Check each line of the data below for the word "weiblichen", then extract the ones that have it.

-- START OF RECORD EXCERPTS --

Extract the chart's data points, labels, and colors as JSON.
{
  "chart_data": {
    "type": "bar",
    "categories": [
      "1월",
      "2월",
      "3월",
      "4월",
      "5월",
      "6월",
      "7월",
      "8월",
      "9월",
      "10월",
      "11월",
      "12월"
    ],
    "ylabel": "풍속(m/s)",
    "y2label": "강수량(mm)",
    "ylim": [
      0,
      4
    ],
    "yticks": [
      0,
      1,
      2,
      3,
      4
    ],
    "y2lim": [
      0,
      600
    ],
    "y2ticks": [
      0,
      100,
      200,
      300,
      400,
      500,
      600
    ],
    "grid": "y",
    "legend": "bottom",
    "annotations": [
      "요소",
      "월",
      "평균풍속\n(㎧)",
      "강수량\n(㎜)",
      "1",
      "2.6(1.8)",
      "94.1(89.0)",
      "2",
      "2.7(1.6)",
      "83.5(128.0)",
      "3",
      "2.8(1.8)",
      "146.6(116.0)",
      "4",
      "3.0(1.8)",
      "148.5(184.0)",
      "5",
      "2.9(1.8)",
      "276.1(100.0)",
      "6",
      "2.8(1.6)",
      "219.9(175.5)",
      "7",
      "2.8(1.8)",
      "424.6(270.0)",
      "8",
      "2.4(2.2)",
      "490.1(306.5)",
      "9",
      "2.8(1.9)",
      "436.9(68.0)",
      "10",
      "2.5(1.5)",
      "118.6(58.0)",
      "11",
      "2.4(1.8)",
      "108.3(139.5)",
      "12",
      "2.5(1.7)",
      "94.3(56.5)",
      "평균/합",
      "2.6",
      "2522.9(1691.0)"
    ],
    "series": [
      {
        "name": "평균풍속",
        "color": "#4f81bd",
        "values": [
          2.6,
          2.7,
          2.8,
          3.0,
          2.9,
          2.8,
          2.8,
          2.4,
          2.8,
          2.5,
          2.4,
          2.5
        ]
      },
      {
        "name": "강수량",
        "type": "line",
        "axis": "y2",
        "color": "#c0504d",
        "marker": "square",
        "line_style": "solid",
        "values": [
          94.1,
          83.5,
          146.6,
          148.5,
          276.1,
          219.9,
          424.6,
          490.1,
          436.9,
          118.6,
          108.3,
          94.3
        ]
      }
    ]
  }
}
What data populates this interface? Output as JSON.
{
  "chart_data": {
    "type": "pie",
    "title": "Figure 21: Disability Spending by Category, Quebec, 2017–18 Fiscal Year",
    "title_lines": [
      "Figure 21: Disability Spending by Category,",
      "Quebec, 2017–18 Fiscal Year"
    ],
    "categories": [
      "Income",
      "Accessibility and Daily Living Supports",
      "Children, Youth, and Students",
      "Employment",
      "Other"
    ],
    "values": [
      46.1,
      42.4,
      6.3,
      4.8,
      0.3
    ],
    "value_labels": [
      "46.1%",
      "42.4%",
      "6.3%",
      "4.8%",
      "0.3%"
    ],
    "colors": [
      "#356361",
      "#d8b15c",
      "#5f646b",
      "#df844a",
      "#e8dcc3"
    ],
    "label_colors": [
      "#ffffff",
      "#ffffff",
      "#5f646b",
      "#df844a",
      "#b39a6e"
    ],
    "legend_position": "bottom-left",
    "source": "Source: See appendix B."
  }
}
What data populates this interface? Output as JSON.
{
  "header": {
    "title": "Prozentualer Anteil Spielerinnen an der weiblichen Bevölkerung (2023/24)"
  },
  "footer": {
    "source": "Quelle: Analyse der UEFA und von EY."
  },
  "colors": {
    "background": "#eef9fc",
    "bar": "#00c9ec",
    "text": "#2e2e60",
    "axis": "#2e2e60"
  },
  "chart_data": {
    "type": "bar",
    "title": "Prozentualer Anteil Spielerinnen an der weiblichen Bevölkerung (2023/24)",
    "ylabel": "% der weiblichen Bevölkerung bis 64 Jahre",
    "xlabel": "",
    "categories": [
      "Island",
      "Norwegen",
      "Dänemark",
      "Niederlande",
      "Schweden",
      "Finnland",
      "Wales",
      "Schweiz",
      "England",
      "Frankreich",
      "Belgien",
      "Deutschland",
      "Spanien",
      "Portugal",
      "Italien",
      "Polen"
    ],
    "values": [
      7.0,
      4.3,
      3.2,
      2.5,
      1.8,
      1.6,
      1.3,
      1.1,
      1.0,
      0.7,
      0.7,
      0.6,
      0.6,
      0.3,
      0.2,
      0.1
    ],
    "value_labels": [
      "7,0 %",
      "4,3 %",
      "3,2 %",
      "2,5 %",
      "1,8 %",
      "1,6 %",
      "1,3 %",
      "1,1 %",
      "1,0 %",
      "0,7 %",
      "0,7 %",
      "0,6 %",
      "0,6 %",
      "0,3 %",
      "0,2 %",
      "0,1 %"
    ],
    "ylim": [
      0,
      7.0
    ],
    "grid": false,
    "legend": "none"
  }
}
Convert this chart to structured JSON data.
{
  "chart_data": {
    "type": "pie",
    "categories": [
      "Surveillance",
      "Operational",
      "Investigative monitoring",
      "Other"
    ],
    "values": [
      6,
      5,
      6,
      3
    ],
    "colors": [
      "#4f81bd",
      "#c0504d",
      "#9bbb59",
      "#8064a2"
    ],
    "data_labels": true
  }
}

-- END OF RECORD EXCERPTS --

» THE OUTPUT
    "title": "Prozentualer Anteil Spielerinnen an der weiblichen Bevölkerung (2023/24)"
    "title": "Prozentualer Anteil Spielerinnen an der weiblichen Bevölkerung (2023/24)",
    "ylabel": "% der weiblichen Bevölkerung bis 64 Jahre",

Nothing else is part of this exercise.